§ WHAT TO DO:
All of the records below should be output exactly.

§ RECORD SET:
======

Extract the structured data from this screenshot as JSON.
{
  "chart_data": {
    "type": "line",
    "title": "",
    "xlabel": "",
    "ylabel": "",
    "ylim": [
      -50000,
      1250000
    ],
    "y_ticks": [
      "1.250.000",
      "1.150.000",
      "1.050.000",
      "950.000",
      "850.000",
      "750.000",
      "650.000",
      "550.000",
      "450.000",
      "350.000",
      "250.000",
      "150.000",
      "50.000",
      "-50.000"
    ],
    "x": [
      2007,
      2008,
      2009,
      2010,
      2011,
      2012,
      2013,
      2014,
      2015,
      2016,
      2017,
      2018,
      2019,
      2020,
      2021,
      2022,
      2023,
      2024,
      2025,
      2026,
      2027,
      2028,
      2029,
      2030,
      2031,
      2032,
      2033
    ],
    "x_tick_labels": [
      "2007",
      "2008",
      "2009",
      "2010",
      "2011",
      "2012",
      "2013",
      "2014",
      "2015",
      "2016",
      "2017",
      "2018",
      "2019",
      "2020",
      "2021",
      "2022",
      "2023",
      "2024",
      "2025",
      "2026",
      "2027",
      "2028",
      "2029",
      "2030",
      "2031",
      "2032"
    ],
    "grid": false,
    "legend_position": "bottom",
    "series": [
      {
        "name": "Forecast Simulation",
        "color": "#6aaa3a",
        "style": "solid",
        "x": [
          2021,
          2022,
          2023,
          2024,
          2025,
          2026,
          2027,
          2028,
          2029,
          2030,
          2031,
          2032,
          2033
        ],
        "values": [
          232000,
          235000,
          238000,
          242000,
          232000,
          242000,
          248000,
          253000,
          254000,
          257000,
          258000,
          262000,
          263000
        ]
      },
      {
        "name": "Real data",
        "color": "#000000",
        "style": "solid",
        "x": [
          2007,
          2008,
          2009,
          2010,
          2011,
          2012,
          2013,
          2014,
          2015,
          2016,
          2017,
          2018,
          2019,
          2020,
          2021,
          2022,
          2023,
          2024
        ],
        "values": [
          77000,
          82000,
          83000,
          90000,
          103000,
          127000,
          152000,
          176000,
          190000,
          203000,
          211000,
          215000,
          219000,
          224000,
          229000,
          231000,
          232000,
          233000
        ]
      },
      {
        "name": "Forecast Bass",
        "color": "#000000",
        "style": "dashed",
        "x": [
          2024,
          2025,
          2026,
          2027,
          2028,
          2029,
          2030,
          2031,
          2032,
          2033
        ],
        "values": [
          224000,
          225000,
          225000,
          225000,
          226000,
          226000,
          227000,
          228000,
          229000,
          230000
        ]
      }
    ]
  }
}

======

§ FINAL RESULT:
Extract the structured data from this screenshot as JSON.
{
  "chart_data": {
    "type": "line",
    "title": "",
    "xlabel": "",
    "ylabel": "",
    "ylim": [
      -50000,
      1250000
    ],
    "y_ticks": [
      "1.250.000",
      "1.150.000",
      "1.050.000",
      "950.000",
      "850.000",
      "750.000",
      "650.000",
      "550.000",
      "450.000",
      "350.000",
      "250.000",
      "150.000",
      "50.000",
      "-50.000"
    ],
    "x": [
      2007,
      2008,
      2009,
      2010,
      2011,
      2012,
      2013,
      2014,
      2015,
      2016,
      2017,
      2018,
      2019,
      2020,
      2021,
      2022,
      2023,
      2024,
      2025,
      2026,
      2027,
      2028,
      2029,
      2030,
      2031,
      2032,
      2033
    ],
    "x_tick_labels": [
      "2007",
      "2008",
      "2009",
      "2010",
      "2011",
      "2012",
      "2013",
      "2014",
      "2015",
      "2016",
      "2017",
      "2018",
      "2019",
      "2020",
      "2021",
      "2022",
      "2023",
      "2024",
      "2025",
      "2026",
      "2027",
      "2028",
      "2029",
      "2030",
      "2031",
      "2032"
    ],
    "grid": false,
    "legend_position": "bottom",
    "series": [
      {
        "name": "Forecast Simulation",
        "color": "#6aaa3a",
        "style": "solid",
        "x": [
          2021,
          2022,
          2023,
          2024,
          2025,
          2026,
          2027,
          2028,
          2029,
          2030,
          2031,
          2032,
          2033
        ],
        "values": [
          232000,
          235000,
          238000,
          242000,
          232000,
          242000,
          248000,
          253000,
          254000,
          257000,
          258000,
          262000,
          263000
        ]
      },
      {
        "name": "Real data",
        "color": "#000000",
        "style": "solid",
        "x": [
          2007,
          2008,
          2009,
          2010,
          2011,
          2012,
          2013,
          2014,
          2015,
          2016,
          2017,
          2018,
          2019,
          2020,
          2021,
          2022,
          2023,
          2024
        ],
        "values": [
          77000,
          82000,
          83000,
          90000,
          103000,
          127000,
          152000,
          176000,
          190000,
          203000,
          211000,
          215000,
          219000,
          224000,
          229000,
          231000,
          232000,
          233000
        ]
      },
      {
        "name": "Forecast Bass",
        "color": "#000000",
        "style": "dashed",
        "x": [
          2024,
          2025,
          2026,
          2027,
          2028,
          2029,
          2030,
          2031,
          2032,
          2033
        ],
        "values": [
          224000,
          225000,
          225000,
          225000,
          226000,
          226000,
          227000,
          228000,
          229000,
          230000
        ]
      }
    ]
  }
}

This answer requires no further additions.